**Supplied material:**
──────────────────────────────

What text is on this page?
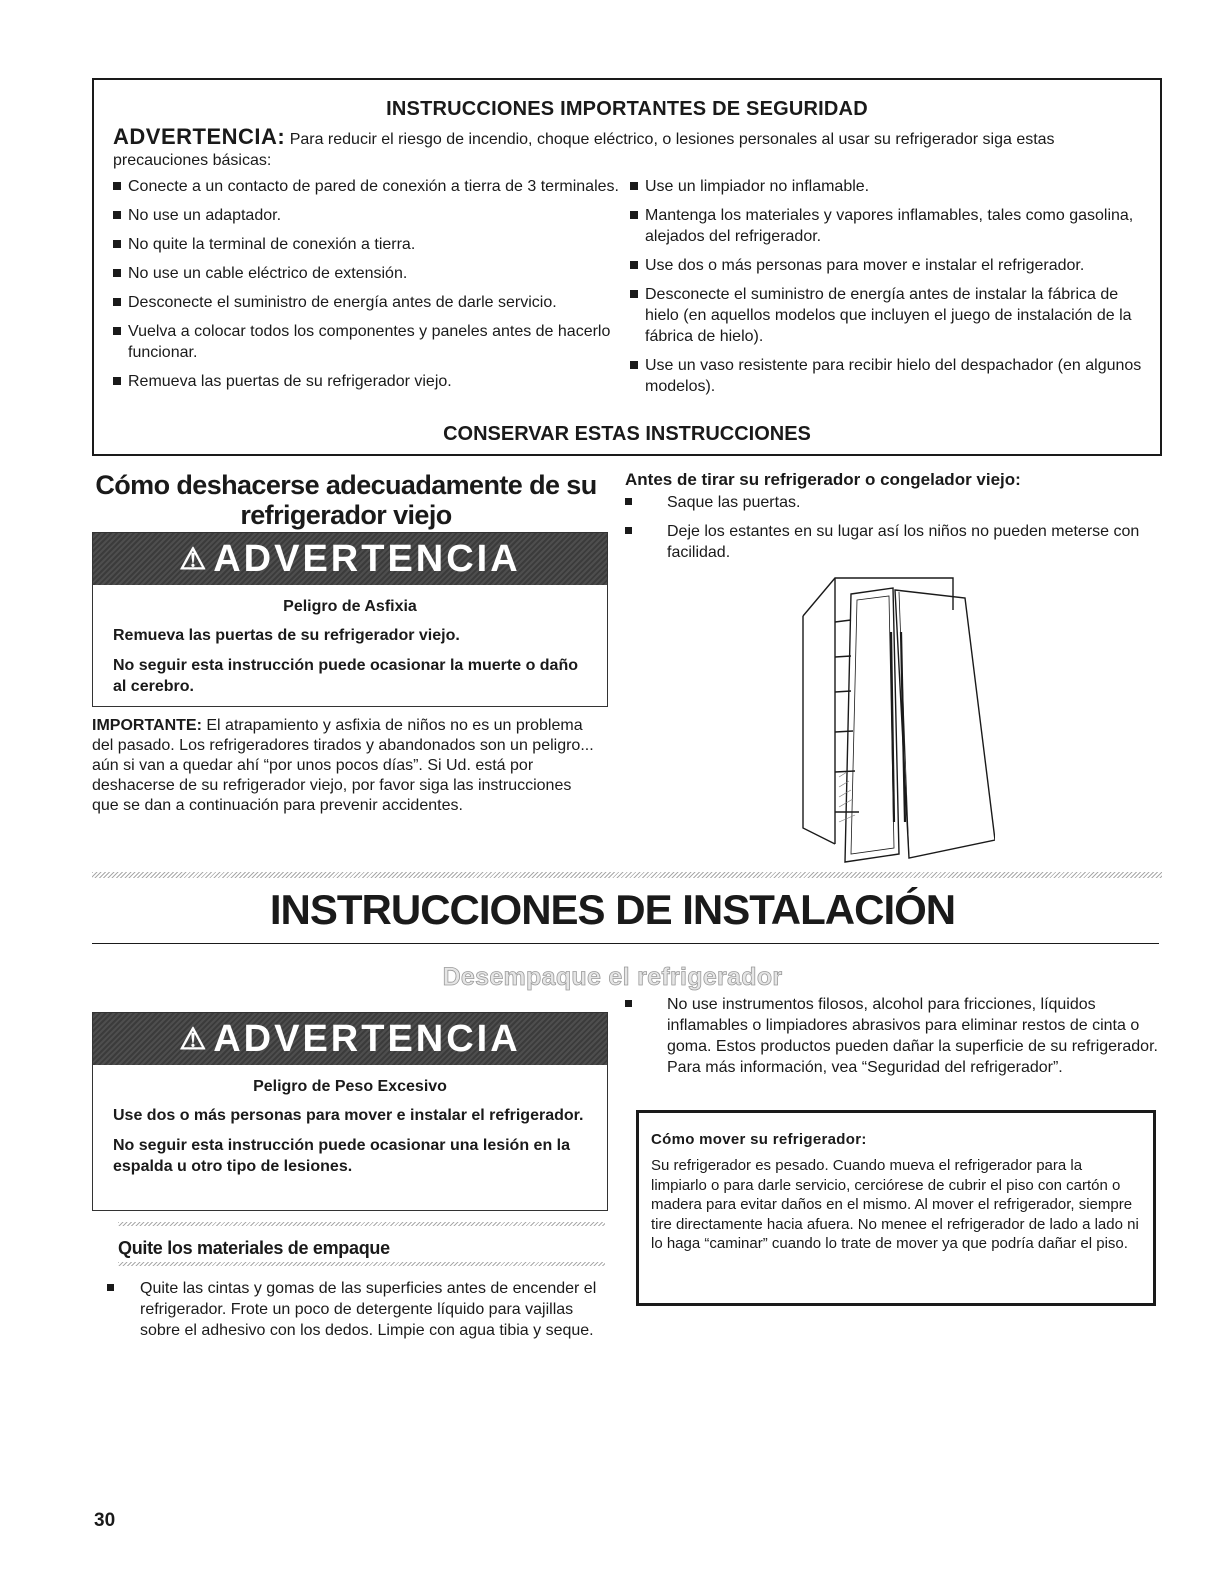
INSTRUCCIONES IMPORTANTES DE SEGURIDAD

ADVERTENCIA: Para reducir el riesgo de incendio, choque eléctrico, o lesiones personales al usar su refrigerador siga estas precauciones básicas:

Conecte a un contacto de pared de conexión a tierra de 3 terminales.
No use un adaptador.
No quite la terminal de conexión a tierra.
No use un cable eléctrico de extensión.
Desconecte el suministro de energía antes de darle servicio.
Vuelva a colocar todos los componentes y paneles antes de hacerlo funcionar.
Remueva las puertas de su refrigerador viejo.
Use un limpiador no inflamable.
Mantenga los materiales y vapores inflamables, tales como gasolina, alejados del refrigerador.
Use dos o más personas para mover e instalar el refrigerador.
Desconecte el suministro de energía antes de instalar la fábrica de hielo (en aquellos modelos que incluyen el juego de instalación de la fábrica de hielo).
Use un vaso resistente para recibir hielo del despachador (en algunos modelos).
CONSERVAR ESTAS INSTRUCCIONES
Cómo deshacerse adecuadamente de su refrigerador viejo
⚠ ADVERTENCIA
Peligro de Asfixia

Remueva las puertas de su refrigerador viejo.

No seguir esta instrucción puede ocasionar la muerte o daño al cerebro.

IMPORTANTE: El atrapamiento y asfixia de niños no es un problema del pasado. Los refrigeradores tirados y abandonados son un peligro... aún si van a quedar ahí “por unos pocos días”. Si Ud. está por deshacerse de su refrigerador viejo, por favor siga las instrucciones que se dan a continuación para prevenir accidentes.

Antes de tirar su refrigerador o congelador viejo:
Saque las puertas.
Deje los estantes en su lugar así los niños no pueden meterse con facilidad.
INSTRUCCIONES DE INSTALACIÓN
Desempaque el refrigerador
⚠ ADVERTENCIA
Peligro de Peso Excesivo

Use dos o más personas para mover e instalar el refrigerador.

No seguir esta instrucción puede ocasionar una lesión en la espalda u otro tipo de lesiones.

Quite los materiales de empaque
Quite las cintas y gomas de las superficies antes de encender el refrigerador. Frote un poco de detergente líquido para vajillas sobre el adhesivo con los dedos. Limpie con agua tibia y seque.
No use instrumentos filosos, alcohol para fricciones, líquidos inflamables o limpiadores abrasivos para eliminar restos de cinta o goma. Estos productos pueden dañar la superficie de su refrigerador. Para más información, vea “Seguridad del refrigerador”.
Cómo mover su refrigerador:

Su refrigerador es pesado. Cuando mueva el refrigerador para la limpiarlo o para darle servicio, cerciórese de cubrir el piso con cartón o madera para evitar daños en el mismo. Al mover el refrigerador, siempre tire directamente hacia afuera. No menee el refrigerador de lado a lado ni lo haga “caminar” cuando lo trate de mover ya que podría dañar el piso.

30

──────────────────────────────

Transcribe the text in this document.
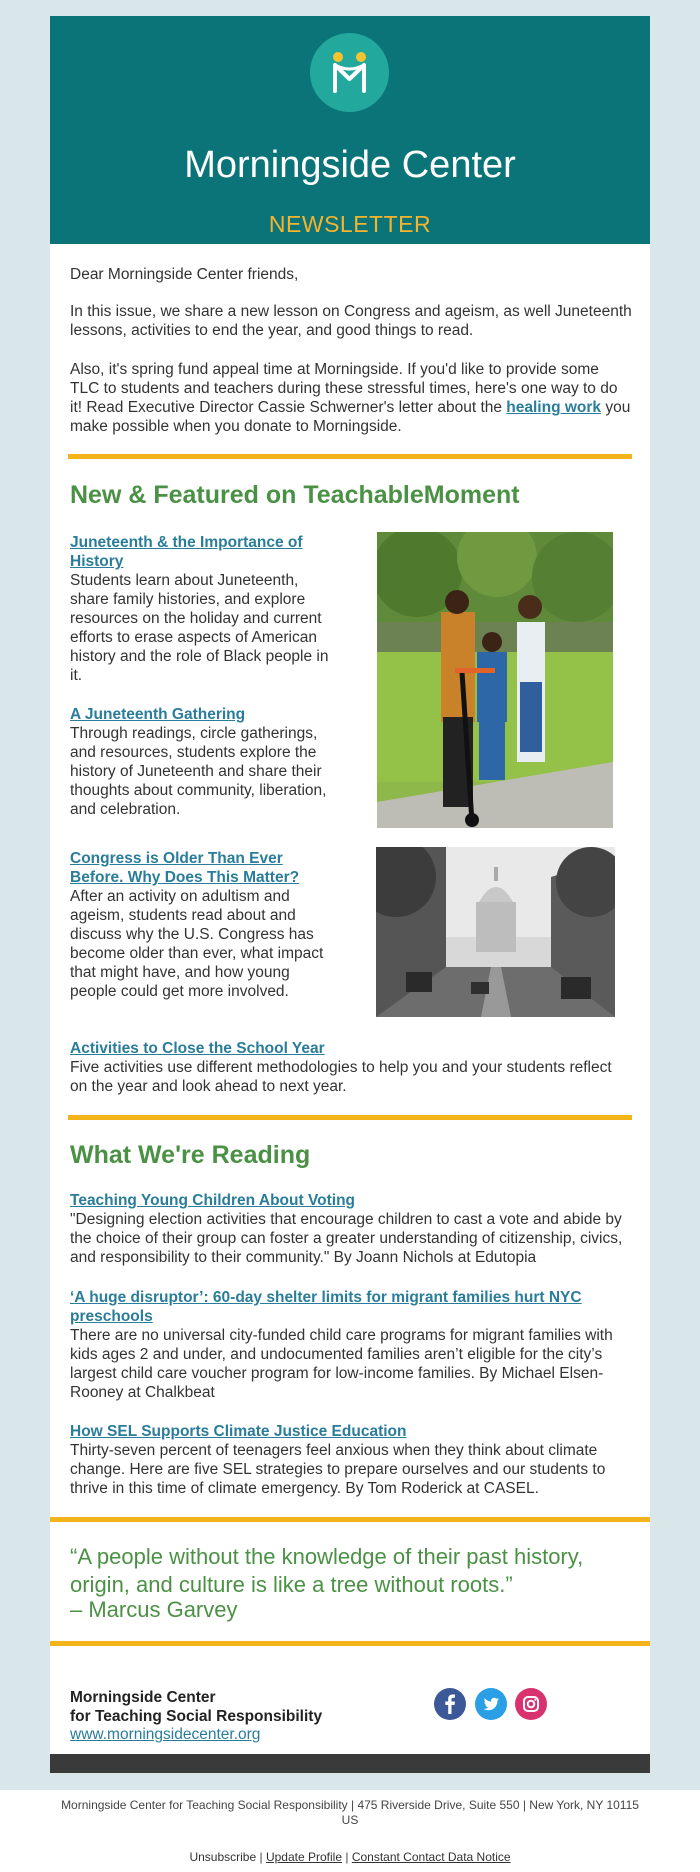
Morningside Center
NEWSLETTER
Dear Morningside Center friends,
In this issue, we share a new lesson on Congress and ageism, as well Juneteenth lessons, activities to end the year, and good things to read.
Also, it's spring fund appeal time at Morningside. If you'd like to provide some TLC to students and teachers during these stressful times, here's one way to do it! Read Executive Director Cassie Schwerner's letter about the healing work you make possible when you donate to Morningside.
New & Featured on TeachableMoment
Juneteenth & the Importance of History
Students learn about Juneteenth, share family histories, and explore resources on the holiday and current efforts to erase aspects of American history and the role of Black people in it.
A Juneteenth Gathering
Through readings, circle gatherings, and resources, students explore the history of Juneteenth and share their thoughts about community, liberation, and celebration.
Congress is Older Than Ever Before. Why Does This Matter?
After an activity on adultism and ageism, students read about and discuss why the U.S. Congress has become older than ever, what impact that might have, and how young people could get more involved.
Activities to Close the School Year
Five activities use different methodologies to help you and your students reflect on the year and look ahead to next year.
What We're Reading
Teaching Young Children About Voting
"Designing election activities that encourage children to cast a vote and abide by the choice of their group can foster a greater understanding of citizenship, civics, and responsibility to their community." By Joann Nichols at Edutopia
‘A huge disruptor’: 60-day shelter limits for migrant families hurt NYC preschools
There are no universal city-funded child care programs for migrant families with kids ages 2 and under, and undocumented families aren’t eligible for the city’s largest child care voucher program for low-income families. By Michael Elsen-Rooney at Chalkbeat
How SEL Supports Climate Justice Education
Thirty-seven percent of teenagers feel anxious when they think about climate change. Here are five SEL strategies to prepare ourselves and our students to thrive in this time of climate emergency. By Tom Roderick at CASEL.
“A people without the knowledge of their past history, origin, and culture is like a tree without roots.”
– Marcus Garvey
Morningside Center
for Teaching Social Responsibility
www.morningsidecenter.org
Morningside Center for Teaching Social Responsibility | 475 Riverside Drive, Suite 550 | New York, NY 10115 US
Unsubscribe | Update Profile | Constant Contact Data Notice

──────────────────────────────

Say how many lines of the data include the string "that". Nothing other than the number should be given.

2